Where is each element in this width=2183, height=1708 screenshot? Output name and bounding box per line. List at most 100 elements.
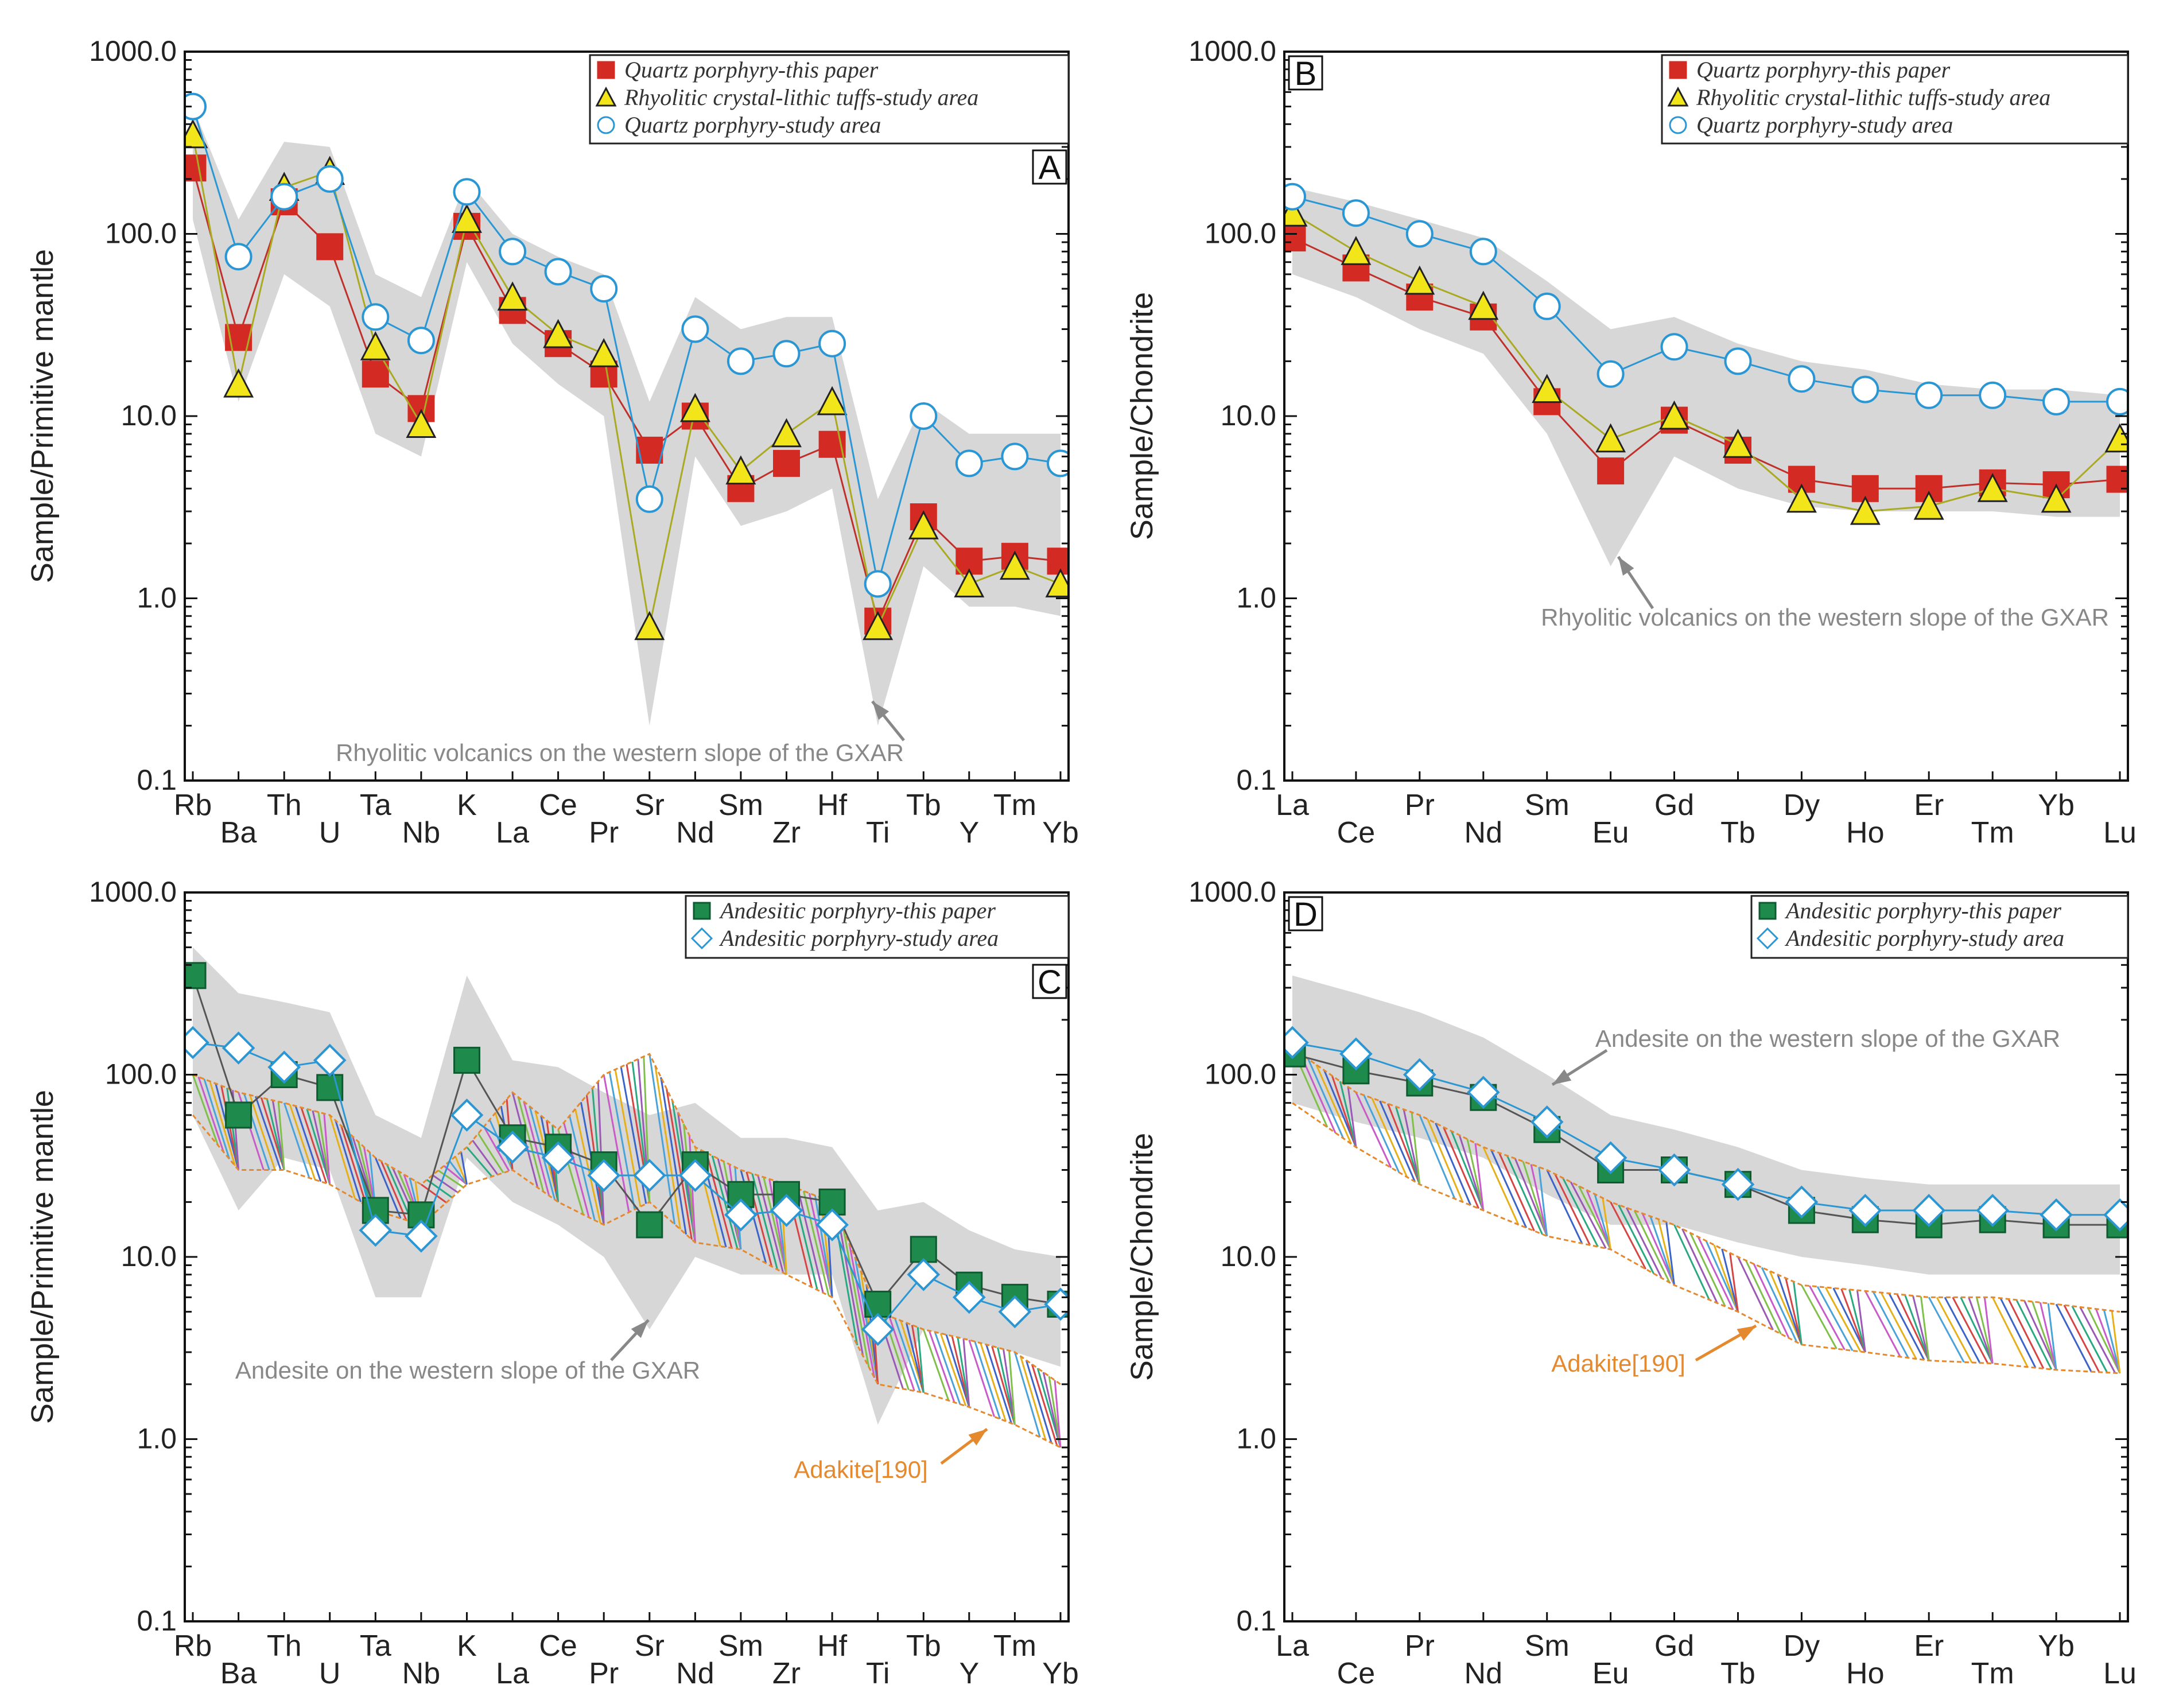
x-tick-label-yb: Yb (2038, 789, 2075, 822)
data-point-ba (225, 1101, 253, 1129)
legend-marker-rhyolitic-crystal-lithic-tuffs-study-area (595, 86, 617, 107)
data-point-k (453, 178, 481, 206)
adakite-hatch-line (523, 1101, 550, 1196)
legend-marker-andesitic-porphyry-study-area (690, 927, 713, 950)
adakite-hatch-line (1466, 1139, 1485, 1211)
adakite-hatch-line (666, 1089, 693, 1240)
data-point-sr (632, 1159, 666, 1192)
arrow-head (631, 1320, 648, 1338)
data-point-tm (1976, 1194, 2010, 1227)
data-point-tb (1721, 1167, 1755, 1201)
data-point-tm (1001, 442, 1029, 471)
x-tick-label-eu: Eu (1592, 816, 1629, 849)
data-point-k (450, 1098, 484, 1132)
adakite-hatch-line (985, 1344, 1012, 1424)
adakite-hatch-line (2087, 1307, 2121, 1374)
data-point-gd (1657, 1153, 1691, 1187)
adakite-hatch-line (1490, 1150, 1527, 1228)
adakite-hatch-line (529, 1106, 556, 1200)
legend-marker-quartz-porphyry-this-paper (1669, 61, 1687, 79)
adakite-hatch-line (455, 1156, 468, 1185)
adakite-hatch-line (1960, 1296, 1994, 1364)
data-point-nd (679, 393, 710, 422)
adakite-hatch-line (1530, 1164, 1548, 1237)
x-tick-label-lu: Lu (2103, 816, 2137, 849)
adakite-hatch-line (1944, 1296, 1981, 1364)
adakite-hatch-line (1427, 1119, 1464, 1202)
data-point-y (954, 568, 985, 597)
y-tick-label: 10.0 (1221, 1240, 1276, 1272)
arrow-head (1552, 1069, 1572, 1085)
adakite-hatch-line (1785, 1278, 1803, 1345)
data-point-ce (1341, 236, 1372, 265)
x-tick-label-th: Th (267, 789, 302, 822)
x-tick-label-zr: Zr (772, 1657, 801, 1690)
x-tick-label-ta: Ta (360, 789, 391, 822)
adakite-hatch-line (1307, 1058, 1345, 1139)
data-point-ta (359, 1213, 393, 1247)
data-point-tm (1979, 381, 2007, 409)
adakite-hatch-line (517, 1097, 545, 1192)
x-tick-label-rb: Rb (174, 1629, 212, 1663)
adakite-hatch-line (306, 1108, 331, 1185)
data-point-ti (864, 570, 892, 598)
adakite-hatch-line (477, 1133, 504, 1174)
x-tick-label-zr: Zr (772, 816, 801, 849)
adakite-hatch-line (1832, 1287, 1866, 1353)
adakite-hatch-line (1586, 1189, 1611, 1250)
legend-label: Andesitic porphyry-this paper (718, 898, 996, 923)
data-point-sm (1532, 374, 1563, 403)
x-tick-label-tm: Tm (1971, 1657, 2014, 1690)
adakite-hatch-line (2031, 1301, 2057, 1371)
annotation-adakite-c: Adakite[190] (794, 1456, 928, 1483)
adakite-hatch-line (1008, 1350, 1016, 1425)
adakite-hatch-line (1482, 1147, 1520, 1225)
adakite-hatch-line (1458, 1135, 1485, 1211)
legend-circle-icon (597, 116, 615, 134)
plot-area (185, 947, 1069, 1449)
adakite-hatch-line (294, 1105, 322, 1182)
data-point-k (453, 1046, 480, 1074)
y-tick-label: 0.1 (137, 764, 177, 796)
adakite-hatch-line (957, 1337, 970, 1407)
data-point-hf (818, 329, 846, 358)
x-tick-label-er: Er (1914, 789, 1944, 822)
adakite-hatch-line (808, 1193, 833, 1298)
data-point-ho (1848, 1194, 1882, 1227)
adakite-hatch-line (1888, 1292, 1925, 1361)
panel-letter-box (1288, 55, 1323, 91)
y-tick-label: 1000.0 (1188, 35, 1276, 67)
data-point-tb (908, 510, 939, 539)
data-point-tb (1723, 428, 1753, 458)
y-axis-title: Sample/Chondrite (1125, 292, 1159, 540)
adakite-hatch-line (449, 1160, 468, 1185)
adakite-hatch-line (1864, 1290, 1901, 1357)
y-tick-label: 1.0 (137, 582, 177, 614)
adakite-hatch-line (945, 1334, 970, 1408)
adakite-hatch-line (1562, 1177, 1599, 1247)
adakite-hatch-line (1522, 1161, 1548, 1237)
adakite-hatch-line (1848, 1289, 1866, 1353)
x-tick-label-yb: Yb (1042, 1657, 1079, 1690)
adakite-upper-boundary (192, 1053, 1061, 1385)
adakite-hatch-line (574, 1108, 601, 1224)
adakite-hatch-line (421, 1183, 447, 1204)
adakite-hatch-line (980, 1342, 1007, 1422)
legend-marker-andesitic-porphyry-this-paper (1758, 902, 1777, 920)
adakite-hatch-line (705, 1152, 733, 1248)
adakite-hatch-line (894, 1318, 921, 1392)
adakite-hatch-line (1793, 1281, 1803, 1345)
adakite-hatch-line (1721, 1248, 1739, 1312)
adakite-hatch-line (266, 1098, 285, 1170)
x-tick-label-pr: Pr (589, 816, 619, 849)
adakite-hatch-line (2023, 1300, 2057, 1371)
adakite-hatch-line (283, 1103, 310, 1178)
adakite-hatch-line (603, 1074, 630, 1213)
data-point-k (452, 204, 482, 233)
adakite-hatch-line (1665, 1221, 1675, 1286)
x-tick-label-tb: Tb (906, 1629, 941, 1663)
adakite-hatch-line (2007, 1298, 2045, 1369)
adakite-hatch-line (1538, 1167, 1548, 1236)
x-tick-label-tm: Tm (993, 1629, 1036, 1663)
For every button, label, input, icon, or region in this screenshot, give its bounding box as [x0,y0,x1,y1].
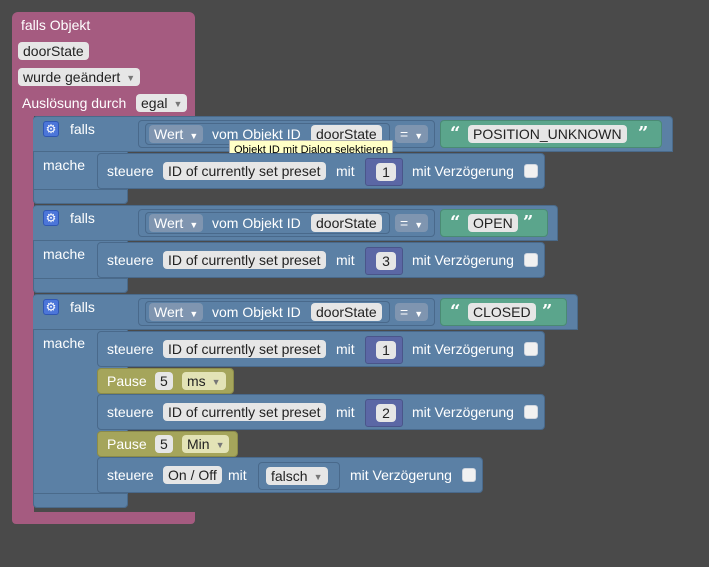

Exercise - Please list each line of the records above that contains the string "head", copying every such line in full.

Written reply -
arrow-head (631, 1320, 648, 1338)
arrow-head (1552, 1069, 1572, 1085)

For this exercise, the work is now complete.